### Materials provided:
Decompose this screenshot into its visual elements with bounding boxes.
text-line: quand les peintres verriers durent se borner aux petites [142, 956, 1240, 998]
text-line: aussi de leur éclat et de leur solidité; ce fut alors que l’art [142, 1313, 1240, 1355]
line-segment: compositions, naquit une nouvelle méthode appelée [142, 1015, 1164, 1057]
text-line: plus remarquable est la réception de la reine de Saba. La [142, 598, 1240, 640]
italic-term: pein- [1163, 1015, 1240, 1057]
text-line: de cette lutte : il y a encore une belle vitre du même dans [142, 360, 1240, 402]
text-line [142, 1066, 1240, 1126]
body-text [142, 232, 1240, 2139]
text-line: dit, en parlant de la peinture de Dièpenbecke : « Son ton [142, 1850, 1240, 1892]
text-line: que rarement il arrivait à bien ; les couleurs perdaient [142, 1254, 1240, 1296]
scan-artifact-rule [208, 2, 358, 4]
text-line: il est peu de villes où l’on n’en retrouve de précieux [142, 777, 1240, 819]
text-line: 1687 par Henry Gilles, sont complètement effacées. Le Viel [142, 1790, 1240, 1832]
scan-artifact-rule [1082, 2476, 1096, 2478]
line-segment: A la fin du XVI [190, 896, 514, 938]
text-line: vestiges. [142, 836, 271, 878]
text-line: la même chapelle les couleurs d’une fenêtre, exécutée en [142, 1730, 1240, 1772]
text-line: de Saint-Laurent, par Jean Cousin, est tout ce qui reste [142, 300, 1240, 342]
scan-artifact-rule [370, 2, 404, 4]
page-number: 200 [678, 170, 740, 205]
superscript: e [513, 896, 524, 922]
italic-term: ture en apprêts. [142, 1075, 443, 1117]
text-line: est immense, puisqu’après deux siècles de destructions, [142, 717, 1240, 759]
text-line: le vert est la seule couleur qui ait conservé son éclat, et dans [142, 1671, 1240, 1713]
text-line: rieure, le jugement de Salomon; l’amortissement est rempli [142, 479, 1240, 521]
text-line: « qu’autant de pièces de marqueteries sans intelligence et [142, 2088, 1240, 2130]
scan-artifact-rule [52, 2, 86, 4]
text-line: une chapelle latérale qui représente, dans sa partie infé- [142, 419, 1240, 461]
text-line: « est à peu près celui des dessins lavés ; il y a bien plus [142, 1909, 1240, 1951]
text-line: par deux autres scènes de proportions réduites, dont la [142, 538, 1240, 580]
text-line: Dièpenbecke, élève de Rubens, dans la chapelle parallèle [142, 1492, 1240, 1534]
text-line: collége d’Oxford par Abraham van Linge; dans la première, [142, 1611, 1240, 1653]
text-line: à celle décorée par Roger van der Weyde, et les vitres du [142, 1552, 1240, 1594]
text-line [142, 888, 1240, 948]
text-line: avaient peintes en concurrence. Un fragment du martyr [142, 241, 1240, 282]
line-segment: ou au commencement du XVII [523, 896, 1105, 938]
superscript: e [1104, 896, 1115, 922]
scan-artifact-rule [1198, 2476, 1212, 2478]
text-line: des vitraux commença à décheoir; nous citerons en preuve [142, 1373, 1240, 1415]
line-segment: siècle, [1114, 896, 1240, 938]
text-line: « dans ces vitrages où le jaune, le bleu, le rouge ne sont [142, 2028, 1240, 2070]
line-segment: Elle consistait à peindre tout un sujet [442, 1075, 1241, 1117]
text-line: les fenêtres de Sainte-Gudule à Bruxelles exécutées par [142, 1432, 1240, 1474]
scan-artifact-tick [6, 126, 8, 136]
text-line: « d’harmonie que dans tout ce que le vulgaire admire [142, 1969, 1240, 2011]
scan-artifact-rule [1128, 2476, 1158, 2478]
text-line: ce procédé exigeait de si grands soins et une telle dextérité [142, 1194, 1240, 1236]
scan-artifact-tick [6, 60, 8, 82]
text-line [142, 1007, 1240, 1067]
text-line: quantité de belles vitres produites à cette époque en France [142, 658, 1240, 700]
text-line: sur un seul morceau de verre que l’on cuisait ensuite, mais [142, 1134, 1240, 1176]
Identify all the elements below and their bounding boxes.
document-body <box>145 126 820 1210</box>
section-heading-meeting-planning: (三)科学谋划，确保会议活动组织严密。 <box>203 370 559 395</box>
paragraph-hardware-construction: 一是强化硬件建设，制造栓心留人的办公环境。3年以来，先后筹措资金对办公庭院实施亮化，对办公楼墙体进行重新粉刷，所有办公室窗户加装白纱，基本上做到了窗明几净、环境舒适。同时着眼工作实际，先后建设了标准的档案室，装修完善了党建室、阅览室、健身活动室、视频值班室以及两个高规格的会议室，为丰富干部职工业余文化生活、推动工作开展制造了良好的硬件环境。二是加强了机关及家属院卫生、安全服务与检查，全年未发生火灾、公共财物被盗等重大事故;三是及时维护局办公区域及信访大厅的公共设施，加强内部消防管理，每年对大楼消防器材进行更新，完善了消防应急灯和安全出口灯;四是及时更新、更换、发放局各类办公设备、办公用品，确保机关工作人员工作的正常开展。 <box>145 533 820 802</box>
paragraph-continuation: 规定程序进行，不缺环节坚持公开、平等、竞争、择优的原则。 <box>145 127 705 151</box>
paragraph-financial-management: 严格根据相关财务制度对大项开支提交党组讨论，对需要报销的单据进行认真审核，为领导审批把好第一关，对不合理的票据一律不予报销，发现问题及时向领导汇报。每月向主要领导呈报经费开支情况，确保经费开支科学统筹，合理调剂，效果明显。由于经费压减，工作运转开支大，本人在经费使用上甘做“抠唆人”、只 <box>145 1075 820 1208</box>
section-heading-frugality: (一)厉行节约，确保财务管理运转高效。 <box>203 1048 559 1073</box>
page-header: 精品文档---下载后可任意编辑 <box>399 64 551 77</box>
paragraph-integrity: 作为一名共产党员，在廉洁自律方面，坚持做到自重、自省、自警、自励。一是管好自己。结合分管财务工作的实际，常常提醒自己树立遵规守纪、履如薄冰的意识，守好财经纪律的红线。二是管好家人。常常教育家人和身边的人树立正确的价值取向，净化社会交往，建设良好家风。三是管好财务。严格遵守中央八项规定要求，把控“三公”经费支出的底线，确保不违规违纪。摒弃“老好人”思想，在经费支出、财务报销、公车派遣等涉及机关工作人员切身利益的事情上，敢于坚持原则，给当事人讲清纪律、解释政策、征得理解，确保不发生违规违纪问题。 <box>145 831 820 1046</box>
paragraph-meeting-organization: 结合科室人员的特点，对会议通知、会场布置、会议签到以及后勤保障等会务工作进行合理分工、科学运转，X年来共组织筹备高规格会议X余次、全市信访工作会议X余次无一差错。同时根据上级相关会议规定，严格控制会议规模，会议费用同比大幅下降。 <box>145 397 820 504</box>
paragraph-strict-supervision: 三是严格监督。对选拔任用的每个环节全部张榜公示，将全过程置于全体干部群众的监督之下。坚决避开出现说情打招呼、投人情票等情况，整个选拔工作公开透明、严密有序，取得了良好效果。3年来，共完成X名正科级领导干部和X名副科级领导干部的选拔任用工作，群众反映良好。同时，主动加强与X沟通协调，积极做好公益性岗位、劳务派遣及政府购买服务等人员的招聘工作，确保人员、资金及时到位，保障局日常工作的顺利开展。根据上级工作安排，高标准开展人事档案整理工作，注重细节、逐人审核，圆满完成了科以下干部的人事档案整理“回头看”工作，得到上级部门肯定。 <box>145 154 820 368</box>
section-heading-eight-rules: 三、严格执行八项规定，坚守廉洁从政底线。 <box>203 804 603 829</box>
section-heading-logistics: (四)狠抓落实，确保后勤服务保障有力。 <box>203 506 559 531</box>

### Objective:
Rewrite all of the rows above as a numbered list, skipping any blank lines.

### Reply:
1. Decompose this screenshot into its visual elements with bounding boxes.
2. text-line: quand les peintres verriers durent se borner aux petites [142, 956, 1240, 998]
3. text-line: aussi de leur éclat et de leur solidité; ce fut alors que l’art [142, 1313, 1240, 1355]
4. line-segment: compositions, naquit une nouvelle méthode appelée [142, 1015, 1164, 1057]
5. text-line: plus remarquable est la réception de la reine de Saba. La [142, 598, 1240, 640]
6. italic-term: pein- [1163, 1015, 1240, 1057]
7. text-line: de cette lutte : il y a encore une belle vitre du même dans [142, 360, 1240, 402]
8. text-line [142, 1066, 1240, 1126]
9. body-text [142, 232, 1240, 2139]
10. text-line: dit, en parlant de la peinture de Dièpenbecke : « Son ton [142, 1850, 1240, 1892]
11. text-line: que rarement il arrivait à bien ; les couleurs perdaient [142, 1254, 1240, 1296]
12. scan-artifact-rule [208, 2, 358, 4]
13. text-line: il est peu de villes où l’on n’en retrouve de précieux [142, 777, 1240, 819]
14. text-line: 1687 par Henry Gilles, sont complètement effacées. Le Viel [142, 1790, 1240, 1832]
15. scan-artifact-rule [1082, 2476, 1096, 2478]
16. line-segment: A la fin du XVI [190, 896, 514, 938]
17. text-line: vestiges. [142, 836, 271, 878]
18. text-line: la même chapelle les couleurs d’une fenêtre, exécutée en [142, 1730, 1240, 1772]
19. text-line: de Saint-Laurent, par Jean Cousin, est tout ce qui reste [142, 300, 1240, 342]
20. scan-artifact-rule [370, 2, 404, 4]
21. page-number: 200 [678, 170, 740, 205]
22. superscript: e [513, 896, 524, 922]
23. italic-term: ture en apprêts. [142, 1075, 443, 1117]
24. text-line: est immense, puisqu’après deux siècles de destructions, [142, 717, 1240, 759]
25. text-line: le vert est la seule couleur qui ait conservé son éclat, et dans [142, 1671, 1240, 1713]
26. text-line: rieure, le jugement de Salomon; l’amortissement est rempli [142, 479, 1240, 521]
27. text-line: « qu’autant de pièces de marqueteries sans intelligence et [142, 2088, 1240, 2130]
28. scan-artifact-rule [52, 2, 86, 4]
29. text-line: une chapelle latérale qui représente, dans sa partie infé- [142, 419, 1240, 461]
30. text-line: « est à peu près celui des dessins lavés ; il y a bien plus [142, 1909, 1240, 1951]
31. text-line: par deux autres scènes de proportions réduites, dont la [142, 538, 1240, 580]
32. text-line: Dièpenbecke, élève de Rubens, dans la chapelle parallèle [142, 1492, 1240, 1534]
33. text-line: collége d’Oxford par Abraham van Linge; dans la première, [142, 1611, 1240, 1653]
34. text-line: à celle décorée par Roger van der Weyde, et les vitres du [142, 1552, 1240, 1594]
35. text-line [142, 888, 1240, 948]
36. text-line: avaient peintes en concurrence. Un fragment du martyr [142, 241, 1240, 282]
37. line-segment: ou au commencement du XVII [523, 896, 1105, 938]
38. superscript: e [1104, 896, 1115, 922]
39. scan-artifact-rule [1198, 2476, 1212, 2478]
40. text-line: des vitraux commença à décheoir; nous citerons en preuve [142, 1373, 1240, 1415]
41. line-segment: siècle, [1114, 896, 1240, 938]
42. text-line: « dans ces vitrages où le jaune, le bleu, le rouge ne sont [142, 2028, 1240, 2070]
43. line-segment: Elle consistait à peindre tout un sujet [442, 1075, 1241, 1117]
44. text-line: les fenêtres de Sainte-Gudule à Bruxelles exécutées par [142, 1432, 1240, 1474]
45. scan-artifact-tick [6, 126, 8, 136]
46. text-line: « d’harmonie que dans tout ce que le vulgaire admire [142, 1969, 1240, 2011]
47. scan-artifact-rule [1128, 2476, 1158, 2478]
48. text-line: ce procédé exigeait de si grands soins et une telle dextérité [142, 1194, 1240, 1236]
49. scan-artifact-tick [6, 60, 8, 82]
50. text-line [142, 1007, 1240, 1067]
51. text-line: quantité de belles vitres produites à cette époque en France [142, 658, 1240, 700]
52. text-line: sur un seul morceau de verre que l’on cuisait ensuite, mais [142, 1134, 1240, 1176]
53. Identify all the elements below and their bounding boxes.
54. document-body <box>145 126 820 1210</box>
55. section-heading-meeting-planning: (三)科学谋划，确保会议活动组织严密。 <box>203 370 559 395</box>
56. paragraph-hardware-construction: 一是强化硬件建设，制造栓心留人的办公环境。3年以来，先后筹措资金对办公庭院实施亮化，对办公楼墙体进行重新粉刷，所有办公室窗户加装白纱，基本上做到了窗明几净、环境舒适。同时着眼工作实际，先后建设了标准的档案室，装修完善了党建室、阅览室、健身活动室、视频值班室以及两个高规格的会议室，为丰富干部职工业余文化生活、推动工作开展制造了良好的硬件环境。二是加强了机关及家属院卫生、安全服务与检查，全年未发生火灾、公共财物被盗等重大事故;三是及时维护局办公区域及信访大厅的公共设施，加强内部消防管理，每年对大楼消防器材进行更新，完善了消防应急灯和安全出口灯;四是及时更新、更换、发放局各类办公设备、办公用品，确保机关工作人员工作的正常开展。 <box>145 533 820 802</box>
57. paragraph-continuation: 规定程序进行，不缺环节坚持公开、平等、竞争、择优的原则。 <box>145 127 705 151</box>
58. paragraph-financial-management: 严格根据相关财务制度对大项开支提交党组讨论，对需要报销的单据进行认真审核，为领导审批把好第一关，对不合理的票据一律不予报销，发现问题及时向领导汇报。每月向主要领导呈报经费开支情况，确保经费开支科学统筹，合理调剂，效果明显。由于经费压减，工作运转开支大，本人在经费使用上甘做“抠唆人”、只 <box>145 1075 820 1208</box>
59. section-heading-frugality: (一)厉行节约，确保财务管理运转高效。 <box>203 1048 559 1073</box>
60. page-header: 精品文档---下载后可任意编辑 <box>399 64 551 77</box>
61. paragraph-integrity: 作为一名共产党员，在廉洁自律方面，坚持做到自重、自省、自警、自励。一是管好自己。结合分管财务工作的实际，常常提醒自己树立遵规守纪、履如薄冰的意识，守好财经纪律的红线。二是管好家人。常常教育家人和身边的人树立正确的价值取向，净化社会交往，建设良好家风。三是管好财务。严格遵守中央八项规定要求，把控“三公”经费支出的底线，确保不违规违纪。摒弃“老好人”思想，在经费支出、财务报销、公车派遣等涉及机关工作人员切身利益的事情上，敢于坚持原则，给当事人讲清纪律、解释政策、征得理解，确保不发生违规违纪问题。 <box>145 831 820 1046</box>
62. paragraph-meeting-organization: 结合科室人员的特点，对会议通知、会场布置、会议签到以及后勤保障等会务工作进行合理分工、科学运转，X年来共组织筹备高规格会议X余次、全市信访工作会议X余次无一差错。同时根据上级相关会议规定，严格控制会议规模，会议费用同比大幅下降。 <box>145 397 820 504</box>
63. paragraph-strict-supervision: 三是严格监督。对选拔任用的每个环节全部张榜公示，将全过程置于全体干部群众的监督之下。坚决避开出现说情打招呼、投人情票等情况，整个选拔工作公开透明、严密有序，取得了良好效果。3年来，共完成X名正科级领导干部和X名副科级领导干部的选拔任用工作，群众反映良好。同时，主动加强与X沟通协调，积极做好公益性岗位、劳务派遣及政府购买服务等人员的招聘工作，确保人员、资金及时到位，保障局日常工作的顺利开展。根据上级工作安排，高标准开展人事档案整理工作，注重细节、逐人审核，圆满完成了科以下干部的人事档案整理“回头看”工作，得到上级部门肯定。 <box>145 154 820 368</box>
64. section-heading-eight-rules: 三、严格执行八项规定，坚守廉洁从政底线。 <box>203 804 603 829</box>
65. section-heading-logistics: (四)狠抓落实，确保后勤服务保障有力。 <box>203 506 559 531</box>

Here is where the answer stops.